• WHAT THIS TASK INVOLVES
From the listing below, pull each line that includes "Louis".

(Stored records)
═══
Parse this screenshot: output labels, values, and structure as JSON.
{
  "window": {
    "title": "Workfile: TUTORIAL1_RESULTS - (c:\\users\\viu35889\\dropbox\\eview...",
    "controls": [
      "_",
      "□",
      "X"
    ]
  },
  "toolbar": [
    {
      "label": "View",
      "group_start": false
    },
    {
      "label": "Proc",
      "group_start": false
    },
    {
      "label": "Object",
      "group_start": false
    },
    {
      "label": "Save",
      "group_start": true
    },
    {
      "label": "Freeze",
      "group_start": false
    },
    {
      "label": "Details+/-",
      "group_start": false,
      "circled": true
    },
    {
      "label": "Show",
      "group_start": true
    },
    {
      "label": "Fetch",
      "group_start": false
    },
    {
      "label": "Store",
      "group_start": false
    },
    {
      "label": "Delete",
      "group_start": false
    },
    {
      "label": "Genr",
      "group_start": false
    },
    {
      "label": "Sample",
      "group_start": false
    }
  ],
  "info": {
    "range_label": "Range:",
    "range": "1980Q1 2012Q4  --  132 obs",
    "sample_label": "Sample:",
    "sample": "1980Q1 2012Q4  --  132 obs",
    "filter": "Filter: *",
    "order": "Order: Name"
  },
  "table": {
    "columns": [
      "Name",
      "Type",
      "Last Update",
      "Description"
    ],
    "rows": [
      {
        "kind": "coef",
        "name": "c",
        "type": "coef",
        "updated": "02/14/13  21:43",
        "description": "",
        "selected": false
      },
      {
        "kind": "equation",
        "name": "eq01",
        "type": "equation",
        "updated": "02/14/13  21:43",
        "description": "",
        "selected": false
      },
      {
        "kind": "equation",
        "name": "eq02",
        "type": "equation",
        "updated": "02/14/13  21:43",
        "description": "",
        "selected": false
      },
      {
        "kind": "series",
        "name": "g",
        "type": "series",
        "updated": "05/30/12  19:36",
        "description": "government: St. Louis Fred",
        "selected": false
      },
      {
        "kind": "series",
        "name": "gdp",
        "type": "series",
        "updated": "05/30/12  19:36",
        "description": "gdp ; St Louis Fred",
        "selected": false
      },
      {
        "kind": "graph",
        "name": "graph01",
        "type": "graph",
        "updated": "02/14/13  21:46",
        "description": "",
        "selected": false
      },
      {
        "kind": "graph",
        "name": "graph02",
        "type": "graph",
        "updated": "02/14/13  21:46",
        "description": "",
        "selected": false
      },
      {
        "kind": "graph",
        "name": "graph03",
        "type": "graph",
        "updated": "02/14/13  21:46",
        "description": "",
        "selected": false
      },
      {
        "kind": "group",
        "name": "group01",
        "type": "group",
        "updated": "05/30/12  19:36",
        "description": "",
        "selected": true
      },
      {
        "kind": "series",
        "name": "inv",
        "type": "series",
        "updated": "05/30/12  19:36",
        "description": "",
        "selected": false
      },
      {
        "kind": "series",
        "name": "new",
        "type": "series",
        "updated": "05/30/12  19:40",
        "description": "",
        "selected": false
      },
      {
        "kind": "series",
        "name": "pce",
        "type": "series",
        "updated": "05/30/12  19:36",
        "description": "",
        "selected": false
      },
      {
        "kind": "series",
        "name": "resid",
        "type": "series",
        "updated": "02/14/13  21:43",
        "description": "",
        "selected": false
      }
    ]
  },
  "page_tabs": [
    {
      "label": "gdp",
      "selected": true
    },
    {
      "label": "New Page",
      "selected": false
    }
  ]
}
═══
• TASK RESULT
        "description": "government: St. Louis Fred",
        "description": "gdp ; St Louis Fred",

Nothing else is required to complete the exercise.